start Records provided
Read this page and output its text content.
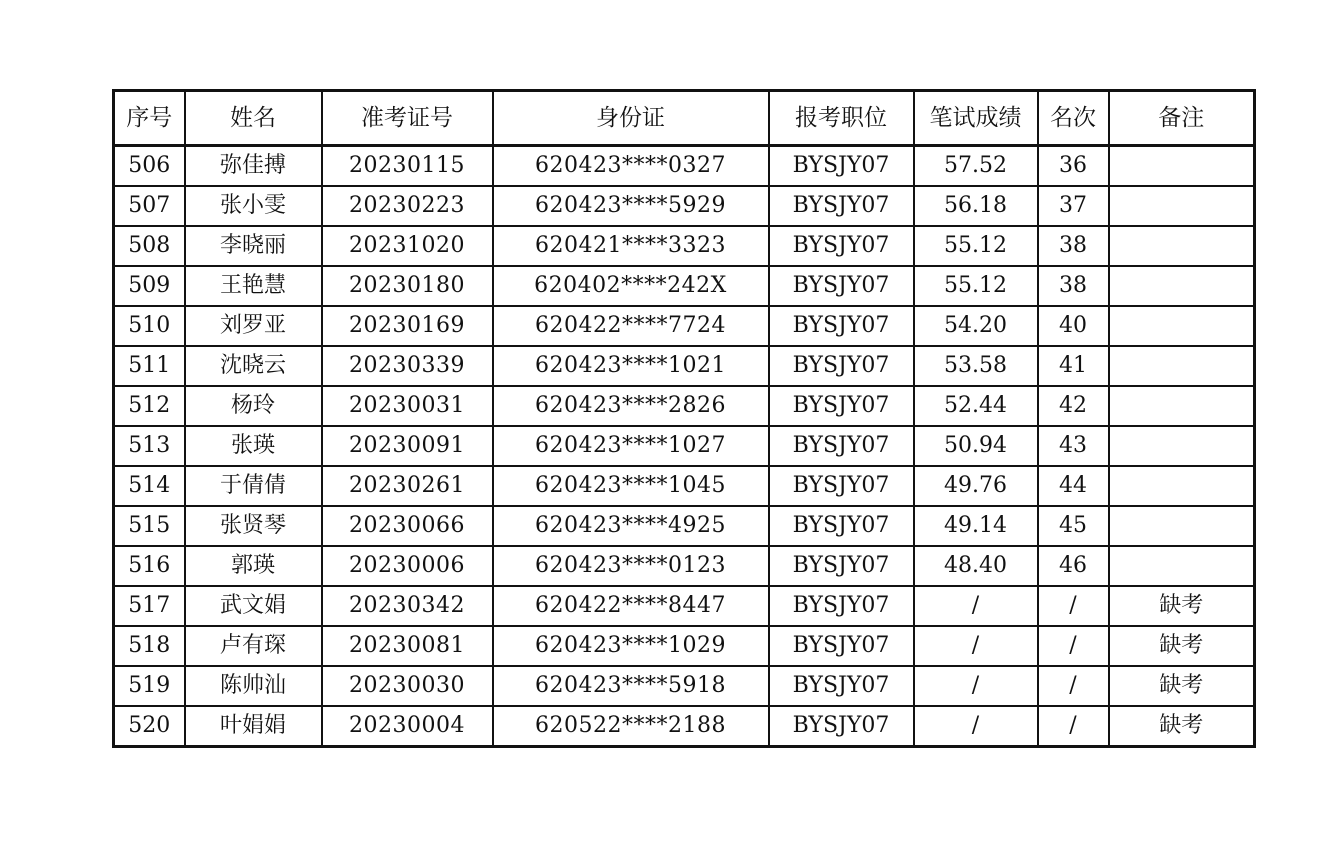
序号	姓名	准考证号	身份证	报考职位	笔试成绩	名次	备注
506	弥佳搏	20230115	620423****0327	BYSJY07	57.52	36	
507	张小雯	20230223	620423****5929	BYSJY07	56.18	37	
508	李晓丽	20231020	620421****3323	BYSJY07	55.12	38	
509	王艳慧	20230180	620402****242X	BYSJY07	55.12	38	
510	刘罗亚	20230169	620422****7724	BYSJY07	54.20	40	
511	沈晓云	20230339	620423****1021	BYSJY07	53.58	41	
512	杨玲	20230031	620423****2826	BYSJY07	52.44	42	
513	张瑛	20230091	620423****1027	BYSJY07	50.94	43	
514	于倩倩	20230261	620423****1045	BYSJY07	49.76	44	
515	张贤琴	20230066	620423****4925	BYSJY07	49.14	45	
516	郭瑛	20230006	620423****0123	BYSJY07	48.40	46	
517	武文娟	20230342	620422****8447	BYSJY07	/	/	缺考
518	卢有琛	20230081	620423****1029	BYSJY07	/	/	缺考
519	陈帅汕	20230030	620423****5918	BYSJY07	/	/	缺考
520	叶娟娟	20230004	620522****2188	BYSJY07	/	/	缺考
end Records provided
(Task): Reproduce the listing above exactly, excluding all pictures.

(Written response):
Read this page and output its text content.
序号	姓名	准考证号	身份证	报考职位	笔试成绩	名次	备注
506	弥佳搏	20230115	620423****0327	BYSJY07	57.52	36	
507	张小雯	20230223	620423****5929	BYSJY07	56.18	37	
508	李晓丽	20231020	620421****3323	BYSJY07	55.12	38	
509	王艳慧	20230180	620402****242X	BYSJY07	55.12	38	
510	刘罗亚	20230169	620422****7724	BYSJY07	54.20	40	
511	沈晓云	20230339	620423****1021	BYSJY07	53.58	41	
512	杨玲	20230031	620423****2826	BYSJY07	52.44	42	
513	张瑛	20230091	620423****1027	BYSJY07	50.94	43	
514	于倩倩	20230261	620423****1045	BYSJY07	49.76	44	
515	张贤琴	20230066	620423****4925	BYSJY07	49.14	45	
516	郭瑛	20230006	620423****0123	BYSJY07	48.40	46	
517	武文娟	20230342	620422****8447	BYSJY07	/	/	缺考
518	卢有琛	20230081	620423****1029	BYSJY07	/	/	缺考
519	陈帅汕	20230030	620423****5918	BYSJY07	/	/	缺考
520	叶娟娟	20230004	620522****2188	BYSJY07	/	/	缺考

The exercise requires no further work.